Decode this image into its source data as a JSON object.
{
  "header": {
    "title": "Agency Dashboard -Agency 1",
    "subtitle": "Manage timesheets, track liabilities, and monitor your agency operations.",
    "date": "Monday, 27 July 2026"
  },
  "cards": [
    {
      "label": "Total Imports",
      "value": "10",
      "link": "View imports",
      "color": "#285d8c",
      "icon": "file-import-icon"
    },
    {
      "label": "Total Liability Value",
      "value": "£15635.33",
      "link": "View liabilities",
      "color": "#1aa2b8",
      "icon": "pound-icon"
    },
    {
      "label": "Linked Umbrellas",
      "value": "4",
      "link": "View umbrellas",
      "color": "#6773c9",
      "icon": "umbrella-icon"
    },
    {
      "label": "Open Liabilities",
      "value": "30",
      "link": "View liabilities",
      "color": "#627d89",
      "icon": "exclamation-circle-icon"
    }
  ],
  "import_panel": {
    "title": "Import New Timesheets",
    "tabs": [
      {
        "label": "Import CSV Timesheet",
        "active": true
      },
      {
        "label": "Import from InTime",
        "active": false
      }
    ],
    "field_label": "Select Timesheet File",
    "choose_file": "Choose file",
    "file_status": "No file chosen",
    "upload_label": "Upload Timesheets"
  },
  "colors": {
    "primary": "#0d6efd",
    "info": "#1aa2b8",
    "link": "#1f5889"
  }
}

### Given problem
All entries shown above should be printed again exactly.

### Result
Decode this image into its source data as a JSON object.
{
  "header": {
    "title": "Agency Dashboard -Agency 1",
    "subtitle": "Manage timesheets, track liabilities, and monitor your agency operations.",
    "date": "Monday, 27 July 2026"
  },
  "cards": [
    {
      "label": "Total Imports",
      "value": "10",
      "link": "View imports",
      "color": "#285d8c",
      "icon": "file-import-icon"
    },
    {
      "label": "Total Liability Value",
      "value": "£15635.33",
      "link": "View liabilities",
      "color": "#1aa2b8",
      "icon": "pound-icon"
    },
    {
      "label": "Linked Umbrellas",
      "value": "4",
      "link": "View umbrellas",
      "color": "#6773c9",
      "icon": "umbrella-icon"
    },
    {
      "label": "Open Liabilities",
      "value": "30",
      "link": "View liabilities",
      "color": "#627d89",
      "icon": "exclamation-circle-icon"
    }
  ],
  "import_panel": {
    "title": "Import New Timesheets",
    "tabs": [
      {
        "label": "Import CSV Timesheet",
        "active": true
      },
      {
        "label": "Import from InTime",
        "active": false
      }
    ],
    "field_label": "Select Timesheet File",
    "choose_file": "Choose file",
    "file_status": "No file chosen",
    "upload_label": "Upload Timesheets"
  },
  "colors": {
    "primary": "#0d6efd",
    "info": "#1aa2b8",
    "link": "#1f5889"
  }
}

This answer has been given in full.